PROBLEM DETAILS -> Tally up the lines below that include the word "matter". Answer with the number alone.

"""

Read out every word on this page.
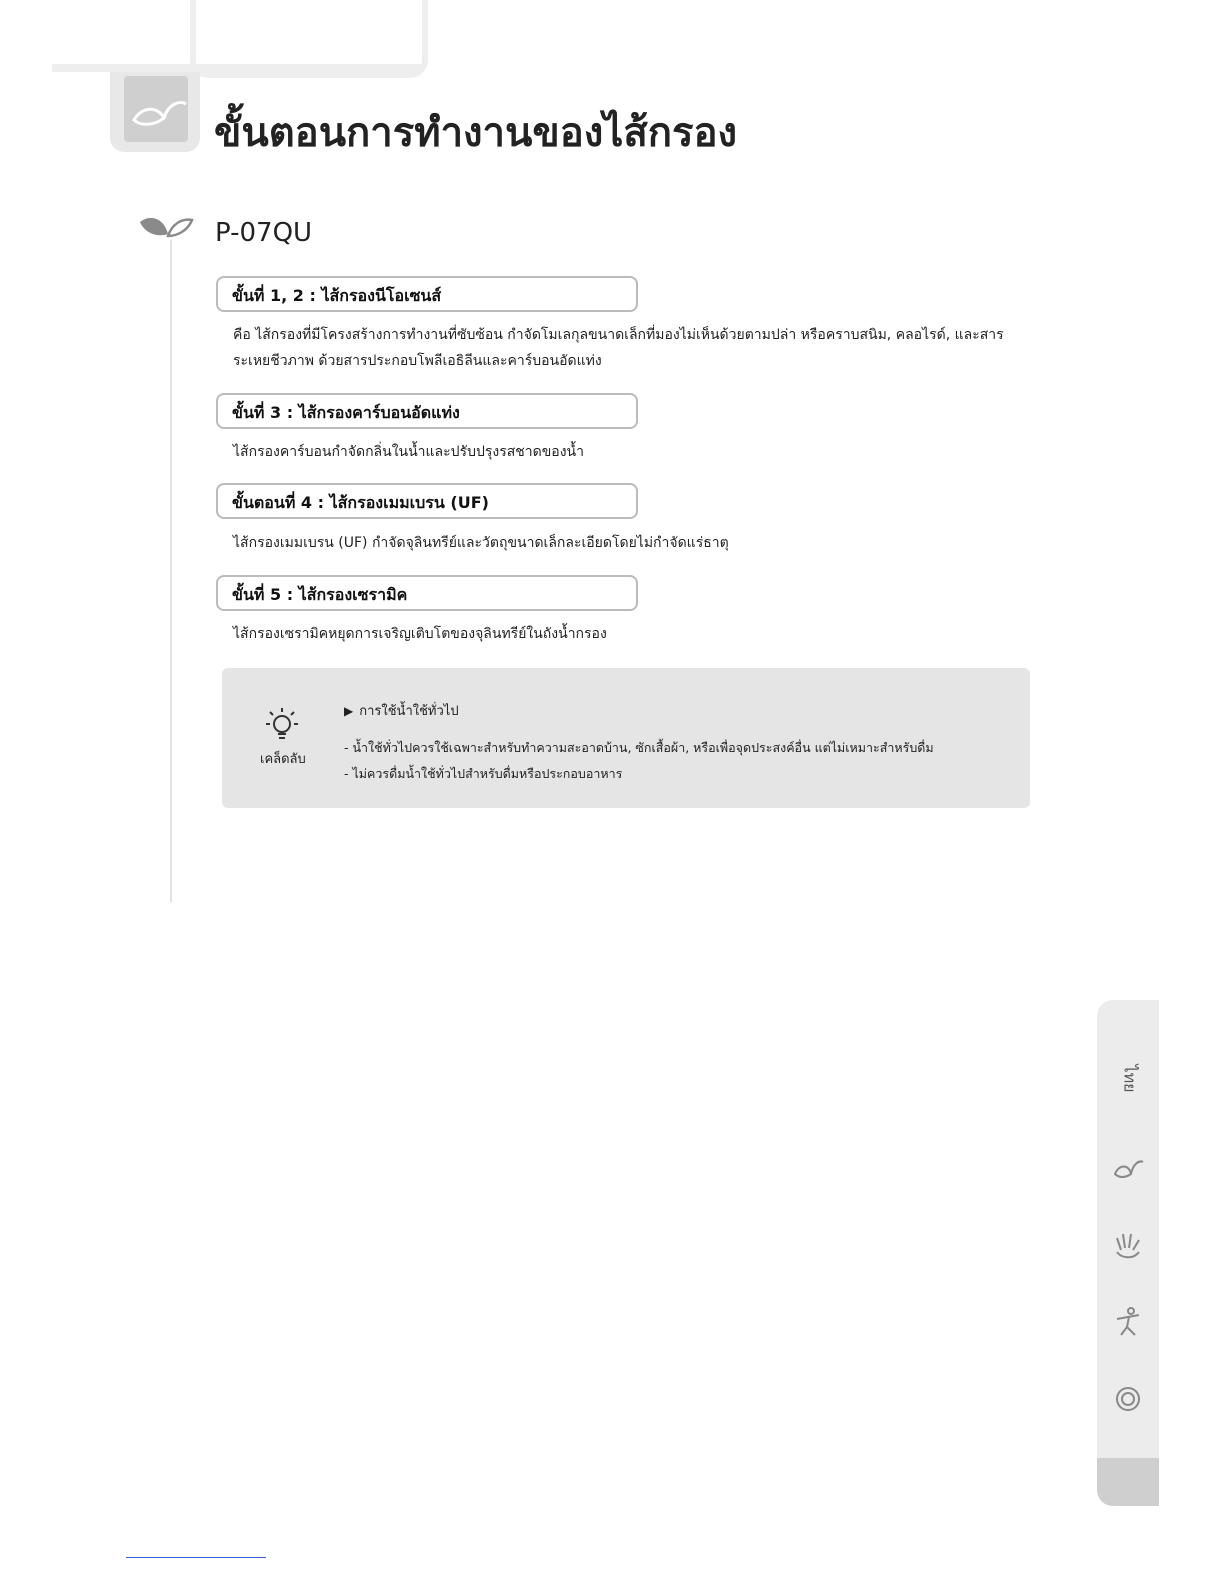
ขั้นตอนการทำงานของไส้กรอง
P-07QU
ขั้นที่ 1, 2 : ไส้กรองนีโอเซนส์
คือ ไส้กรองที่มีโครงสร้างการทำงานที่ซับซ้อน กำจัดโมเลกุลขนาดเล็กที่มองไม่เห็นด้วยตามปล่า หรือคราบสนิม, คลอไรด์, และสารระเหยชีวภาพ ด้วยสารประกอบโพลีเอธิลีนและคาร์บอนอัดแท่ง
ขั้นที่ 3 : ไส้กรองคาร์บอนอัดแท่ง
ไส้กรองคาร์บอนกำจัดกลิ่นในน้ำและปรับปรุงรสชาดของน้ำ
ขั้นตอนที่ 4 : ไส้กรองเมมเบรน (UF)
ไส้กรองเมมเบรน (UF) กำจัดจุลินทรีย์และวัตถุขนาดเล็กละเอียดโดยไม่กำจัดแร่ธาตุ
ขั้นที่ 5 : ไส้กรองเซรามิค
ไส้กรองเซรามิคหยุดการเจริญเติบโตของจุลินทรีย์ในถังน้ำกรอง
เคล็ดลับ
▶ การใช้น้ำใช้ทั่วไป
- น้ำใช้ทั่วไปควรใช้เฉพาะสำหรับทำความสะอาดบ้าน, ซักเสื้อผ้า, หรือเพื่อจุดประสงค์อื่น แต่ไม่เหมาะสำหรับดื่ม
- ไม่ควรดื่มน้ำใช้ทั่วไปสำหรับดื่มหรือประกอบอาหาร
ไทย
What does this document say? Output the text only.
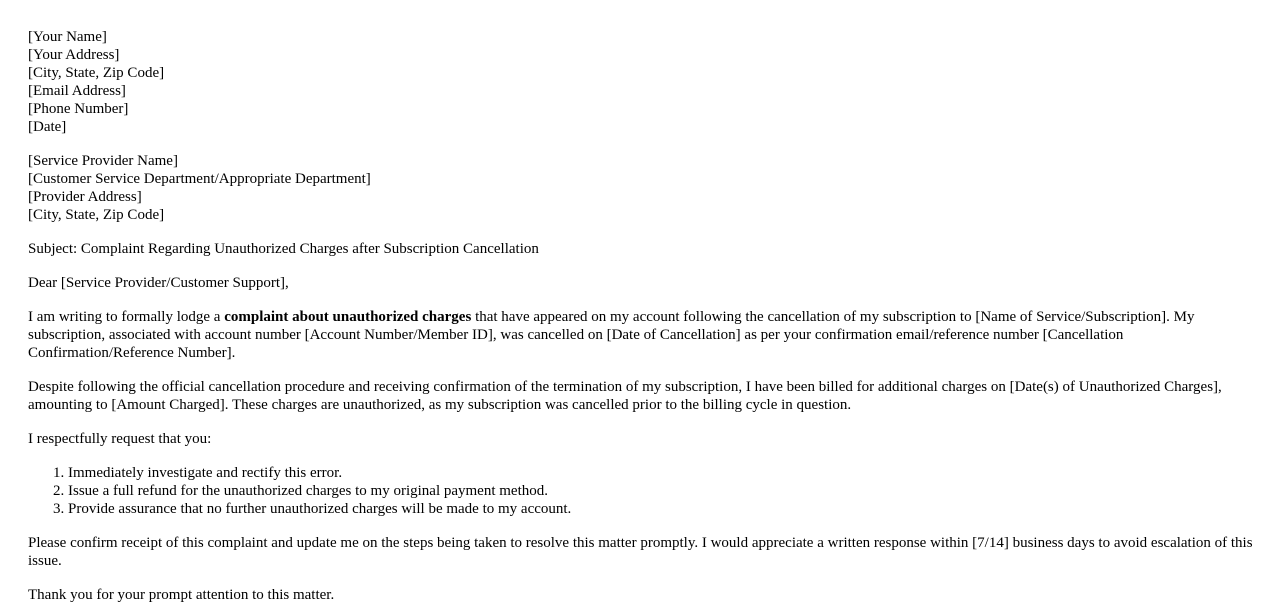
[Your Name]
[Your Address]
[City, State, Zip Code]
[Email Address]
[Phone Number]
[Date]
[Service Provider Name]
[Customer Service Department/Appropriate Department]
[Provider Address]
[City, State, Zip Code]

Subject: Complaint Regarding Unauthorized Charges after Subscription Cancellation

Dear [Service Provider/Customer Support],

I am writing to formally lodge a complaint about unauthorized charges that have appeared on my account following the cancellation of my subscription to [Name of Service/Subscription]. My subscription, associated with account number [Account Number/Member ID], was cancelled on [Date of Cancellation] as per your confirmation email/reference number [Cancellation Confirmation/Reference Number].

Despite following the official cancellation procedure and receiving confirmation of the termination of my subscription, I have been billed for additional charges on [Date(s) of Unauthorized Charges], amounting to [Amount Charged]. These charges are unauthorized, as my subscription was cancelled prior to the billing cycle in question.

I respectfully request that you:

1. Immediately investigate and rectify this error.
2. Issue a full refund for the unauthorized charges to my original payment method.
3. Provide assurance that no further unauthorized charges will be made to my account.

Please confirm receipt of this complaint and update me on the steps being taken to resolve this matter promptly. I would appreciate a written response within [7/14] business days to avoid escalation of this issue.

Thank you for your prompt attention to this matter.
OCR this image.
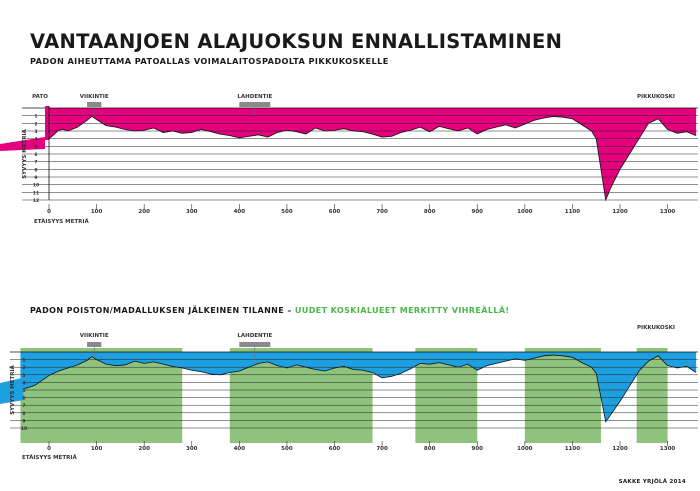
VANTAANJOEN ALAJUOKSUN ENNALLISTAMINEN
PADON AIHEUTTAMA PATOALLAS VOIMALAITOSPADOLTA PIKKUKOSKELLE
PADON POISTON/MADALLUKSEN JÄLKEINEN TILANNE – UUDET KOSKIALUEET MERKITTY VIHREÄLLÄ!
SAKKE YRJÖLÄ 2014
1
2
3
4
5
6
7
8
9
10
11
12
SYVYYS METRIÄ
0	100	200	300	400	500	600	700	800	900	1000	1100	1200	1300
ETÄISYYS METRIÄ
VIIKINTIE	LAHDENTIE	PIKKUKOSKI
PATO
1
2
3
4
5
6
7
8
9
10
SYVYYS METRIÄ
0	100	200	300	400	500	600	700	800	900	1000	1100	1200	1300
ETÄISYYS METRIÄ
VIIKINTIE	LAHDENTIE
PIKKUKOSKI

"""

TASK RESPONSE -> 2